Material for this task –

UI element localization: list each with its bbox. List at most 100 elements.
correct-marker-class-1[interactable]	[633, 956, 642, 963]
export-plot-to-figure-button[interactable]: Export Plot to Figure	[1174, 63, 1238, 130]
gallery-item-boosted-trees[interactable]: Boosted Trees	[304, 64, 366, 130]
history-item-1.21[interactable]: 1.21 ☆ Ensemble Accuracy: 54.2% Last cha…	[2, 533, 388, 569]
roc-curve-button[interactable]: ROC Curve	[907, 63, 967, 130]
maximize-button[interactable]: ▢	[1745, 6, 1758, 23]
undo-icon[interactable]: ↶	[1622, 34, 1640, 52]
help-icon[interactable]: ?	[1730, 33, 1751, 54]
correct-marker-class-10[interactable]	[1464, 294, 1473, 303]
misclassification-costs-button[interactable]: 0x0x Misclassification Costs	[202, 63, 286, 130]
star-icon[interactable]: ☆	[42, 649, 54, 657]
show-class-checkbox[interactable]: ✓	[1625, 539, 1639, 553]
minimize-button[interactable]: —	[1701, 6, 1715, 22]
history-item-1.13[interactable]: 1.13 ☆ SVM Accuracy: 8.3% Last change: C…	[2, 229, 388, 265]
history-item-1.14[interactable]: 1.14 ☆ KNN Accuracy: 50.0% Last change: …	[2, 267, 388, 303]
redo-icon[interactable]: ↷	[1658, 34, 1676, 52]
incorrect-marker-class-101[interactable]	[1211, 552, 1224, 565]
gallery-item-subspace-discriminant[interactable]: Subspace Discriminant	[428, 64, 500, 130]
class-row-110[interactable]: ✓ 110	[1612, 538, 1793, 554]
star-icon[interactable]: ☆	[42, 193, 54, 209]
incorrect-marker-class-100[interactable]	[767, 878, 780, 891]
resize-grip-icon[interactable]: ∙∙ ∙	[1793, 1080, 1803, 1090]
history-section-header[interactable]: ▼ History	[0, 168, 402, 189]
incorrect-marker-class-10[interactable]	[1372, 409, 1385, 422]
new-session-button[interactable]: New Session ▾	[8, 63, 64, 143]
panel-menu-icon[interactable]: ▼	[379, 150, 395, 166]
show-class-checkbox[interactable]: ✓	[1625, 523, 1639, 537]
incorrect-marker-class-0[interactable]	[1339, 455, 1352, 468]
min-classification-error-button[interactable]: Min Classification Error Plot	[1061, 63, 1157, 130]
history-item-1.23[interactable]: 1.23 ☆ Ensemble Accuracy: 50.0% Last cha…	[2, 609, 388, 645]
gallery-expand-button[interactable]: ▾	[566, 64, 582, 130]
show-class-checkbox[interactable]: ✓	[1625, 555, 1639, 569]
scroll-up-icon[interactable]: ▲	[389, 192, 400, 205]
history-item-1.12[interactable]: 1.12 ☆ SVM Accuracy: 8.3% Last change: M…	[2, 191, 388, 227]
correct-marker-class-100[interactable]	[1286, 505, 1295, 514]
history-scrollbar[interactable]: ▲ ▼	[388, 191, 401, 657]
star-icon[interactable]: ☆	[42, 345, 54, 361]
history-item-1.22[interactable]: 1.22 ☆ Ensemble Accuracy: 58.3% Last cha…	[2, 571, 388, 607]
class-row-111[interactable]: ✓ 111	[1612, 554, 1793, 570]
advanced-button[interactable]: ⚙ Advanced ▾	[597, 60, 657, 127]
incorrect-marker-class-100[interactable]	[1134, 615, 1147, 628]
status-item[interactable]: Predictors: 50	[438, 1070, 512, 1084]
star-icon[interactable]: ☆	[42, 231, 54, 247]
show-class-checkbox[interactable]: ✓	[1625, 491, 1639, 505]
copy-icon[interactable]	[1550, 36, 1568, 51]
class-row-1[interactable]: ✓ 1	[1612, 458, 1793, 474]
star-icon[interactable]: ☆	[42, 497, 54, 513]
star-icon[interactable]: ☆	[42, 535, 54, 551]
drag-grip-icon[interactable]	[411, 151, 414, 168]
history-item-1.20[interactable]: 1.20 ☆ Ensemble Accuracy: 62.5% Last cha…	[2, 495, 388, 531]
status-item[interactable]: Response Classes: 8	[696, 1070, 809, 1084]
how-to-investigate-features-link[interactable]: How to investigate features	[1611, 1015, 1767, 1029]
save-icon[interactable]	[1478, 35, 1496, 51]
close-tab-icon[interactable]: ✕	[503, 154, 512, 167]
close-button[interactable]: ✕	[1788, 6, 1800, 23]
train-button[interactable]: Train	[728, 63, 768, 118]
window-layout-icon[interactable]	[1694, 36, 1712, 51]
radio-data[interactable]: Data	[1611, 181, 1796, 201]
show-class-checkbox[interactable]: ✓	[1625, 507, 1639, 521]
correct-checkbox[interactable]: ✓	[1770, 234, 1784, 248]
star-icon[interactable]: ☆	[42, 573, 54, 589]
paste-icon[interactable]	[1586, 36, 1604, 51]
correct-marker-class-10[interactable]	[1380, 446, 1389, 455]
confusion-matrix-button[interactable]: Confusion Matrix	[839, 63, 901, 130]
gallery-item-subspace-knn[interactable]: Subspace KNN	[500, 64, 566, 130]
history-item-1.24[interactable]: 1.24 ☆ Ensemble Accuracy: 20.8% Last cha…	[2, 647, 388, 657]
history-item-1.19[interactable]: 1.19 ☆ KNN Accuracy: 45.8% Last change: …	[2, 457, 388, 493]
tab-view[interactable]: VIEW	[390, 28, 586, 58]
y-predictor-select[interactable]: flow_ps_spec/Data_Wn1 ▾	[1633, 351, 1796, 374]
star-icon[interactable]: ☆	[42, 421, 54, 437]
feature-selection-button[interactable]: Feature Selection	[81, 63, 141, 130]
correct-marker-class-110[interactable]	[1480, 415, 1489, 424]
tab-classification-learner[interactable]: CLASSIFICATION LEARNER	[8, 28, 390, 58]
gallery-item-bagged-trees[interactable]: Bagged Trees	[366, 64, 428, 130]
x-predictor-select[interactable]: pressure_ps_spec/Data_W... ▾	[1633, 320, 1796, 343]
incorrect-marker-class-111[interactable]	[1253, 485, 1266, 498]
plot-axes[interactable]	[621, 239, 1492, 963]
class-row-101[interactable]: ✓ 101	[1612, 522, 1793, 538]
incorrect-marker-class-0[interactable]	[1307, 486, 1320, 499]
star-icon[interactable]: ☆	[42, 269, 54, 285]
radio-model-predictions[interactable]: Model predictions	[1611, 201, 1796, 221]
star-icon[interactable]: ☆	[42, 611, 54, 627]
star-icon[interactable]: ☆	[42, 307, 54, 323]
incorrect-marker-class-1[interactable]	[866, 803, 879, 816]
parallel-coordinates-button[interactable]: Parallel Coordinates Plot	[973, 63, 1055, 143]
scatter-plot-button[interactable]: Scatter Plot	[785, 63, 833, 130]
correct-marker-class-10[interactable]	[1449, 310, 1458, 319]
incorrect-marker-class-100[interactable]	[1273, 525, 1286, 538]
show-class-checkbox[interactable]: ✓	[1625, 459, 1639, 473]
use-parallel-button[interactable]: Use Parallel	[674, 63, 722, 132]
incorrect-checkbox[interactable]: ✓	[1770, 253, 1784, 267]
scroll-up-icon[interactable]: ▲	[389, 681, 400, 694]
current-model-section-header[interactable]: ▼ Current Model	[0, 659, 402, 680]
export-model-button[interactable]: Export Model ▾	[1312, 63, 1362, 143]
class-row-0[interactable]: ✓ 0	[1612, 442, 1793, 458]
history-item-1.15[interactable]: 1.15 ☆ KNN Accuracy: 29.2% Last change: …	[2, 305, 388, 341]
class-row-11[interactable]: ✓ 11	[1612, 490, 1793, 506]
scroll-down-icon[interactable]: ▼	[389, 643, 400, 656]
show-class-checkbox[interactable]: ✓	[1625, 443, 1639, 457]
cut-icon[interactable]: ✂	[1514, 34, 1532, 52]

Do this – Begin at the first line of the data and stop after the line that contains "539, 1639, 553]". Rewrite those lines with "Ensemble" changed to "Bagged", leaving everything else as it is.

Exercise result –
UI element localization: list each with its bbox. List at most 100 elements.
correct-marker-class-1[interactable]	[633, 956, 642, 963]
export-plot-to-figure-button[interactable]: Export Plot to Figure	[1174, 63, 1238, 130]
gallery-item-boosted-trees[interactable]: Boosted Trees	[304, 64, 366, 130]
history-item-1.21[interactable]: 1.21 ☆ Bagged Accuracy: 54.2% Last cha…	[2, 533, 388, 569]
roc-curve-button[interactable]: ROC Curve	[907, 63, 967, 130]
maximize-button[interactable]: ▢	[1745, 6, 1758, 23]
undo-icon[interactable]: ↶	[1622, 34, 1640, 52]
help-icon[interactable]: ?	[1730, 33, 1751, 54]
correct-marker-class-10[interactable]	[1464, 294, 1473, 303]
misclassification-costs-button[interactable]: 0x0x Misclassification Costs	[202, 63, 286, 130]
star-icon[interactable]: ☆	[42, 649, 54, 657]
show-class-checkbox[interactable]: ✓	[1625, 539, 1639, 553]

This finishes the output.